- Stated goal -
Restate all of the entries exactly, dropping any pictures they hold.

- The input -

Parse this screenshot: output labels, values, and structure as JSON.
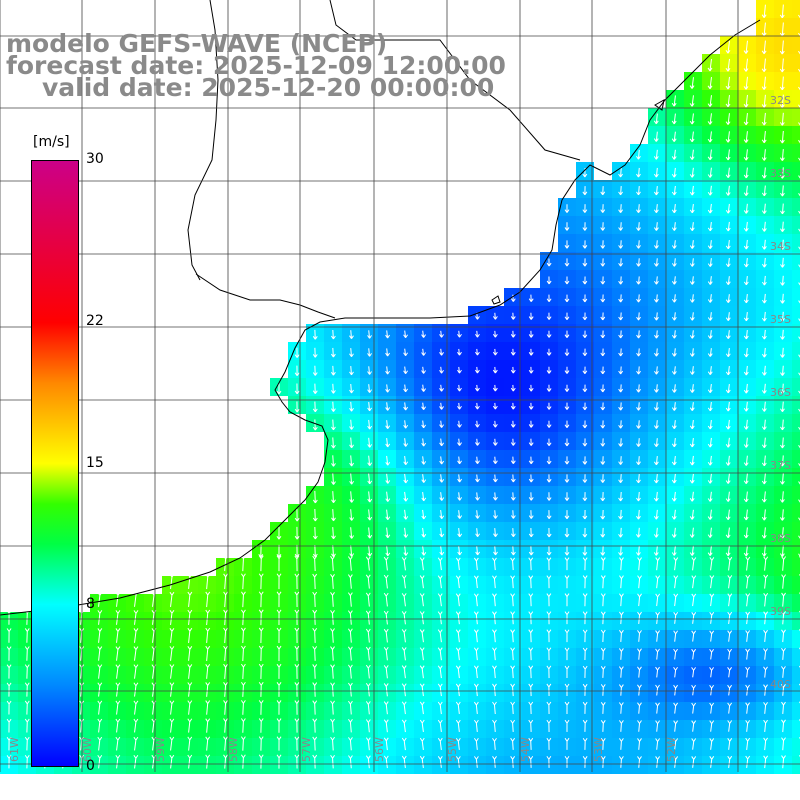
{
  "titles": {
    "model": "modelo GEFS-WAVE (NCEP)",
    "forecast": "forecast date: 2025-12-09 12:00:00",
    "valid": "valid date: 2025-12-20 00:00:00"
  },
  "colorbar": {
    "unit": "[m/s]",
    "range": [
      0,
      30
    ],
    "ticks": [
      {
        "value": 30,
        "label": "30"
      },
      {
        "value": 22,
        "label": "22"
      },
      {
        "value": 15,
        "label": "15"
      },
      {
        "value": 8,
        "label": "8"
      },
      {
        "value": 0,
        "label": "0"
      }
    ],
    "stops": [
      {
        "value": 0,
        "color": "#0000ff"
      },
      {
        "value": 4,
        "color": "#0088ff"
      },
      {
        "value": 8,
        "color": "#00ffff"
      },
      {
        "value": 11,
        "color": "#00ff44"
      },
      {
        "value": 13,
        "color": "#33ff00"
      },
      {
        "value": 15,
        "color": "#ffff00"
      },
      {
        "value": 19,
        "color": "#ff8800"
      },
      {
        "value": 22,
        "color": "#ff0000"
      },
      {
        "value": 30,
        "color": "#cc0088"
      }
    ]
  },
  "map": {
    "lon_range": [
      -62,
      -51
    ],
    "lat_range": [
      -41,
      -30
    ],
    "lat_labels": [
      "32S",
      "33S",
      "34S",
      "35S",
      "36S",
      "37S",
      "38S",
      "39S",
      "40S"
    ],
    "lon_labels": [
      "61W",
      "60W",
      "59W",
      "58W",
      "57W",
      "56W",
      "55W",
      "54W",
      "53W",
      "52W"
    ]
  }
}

- Task output -
Parse this screenshot: output labels, values, and structure as JSON.
{
  "titles": {
    "model": "modelo GEFS-WAVE (NCEP)",
    "forecast": "forecast date: 2025-12-09 12:00:00",
    "valid": "valid date: 2025-12-20 00:00:00"
  },
  "colorbar": {
    "unit": "[m/s]",
    "range": [
      0,
      30
    ],
    "ticks": [
      {
        "value": 30,
        "label": "30"
      },
      {
        "value": 22,
        "label": "22"
      },
      {
        "value": 15,
        "label": "15"
      },
      {
        "value": 8,
        "label": "8"
      },
      {
        "value": 0,
        "label": "0"
      }
    ],
    "stops": [
      {
        "value": 0,
        "color": "#0000ff"
      },
      {
        "value": 4,
        "color": "#0088ff"
      },
      {
        "value": 8,
        "color": "#00ffff"
      },
      {
        "value": 11,
        "color": "#00ff44"
      },
      {
        "value": 13,
        "color": "#33ff00"
      },
      {
        "value": 15,
        "color": "#ffff00"
      },
      {
        "value": 19,
        "color": "#ff8800"
      },
      {
        "value": 22,
        "color": "#ff0000"
      },
      {
        "value": 30,
        "color": "#cc0088"
      }
    ]
  },
  "map": {
    "lon_range": [
      -62,
      -51
    ],
    "lat_range": [
      -41,
      -30
    ],
    "lat_labels": [
      "32S",
      "33S",
      "34S",
      "35S",
      "36S",
      "37S",
      "38S",
      "39S",
      "40S"
    ],
    "lon_labels": [
      "61W",
      "60W",
      "59W",
      "58W",
      "57W",
      "56W",
      "55W",
      "54W",
      "53W",
      "52W"
    ]
  }
}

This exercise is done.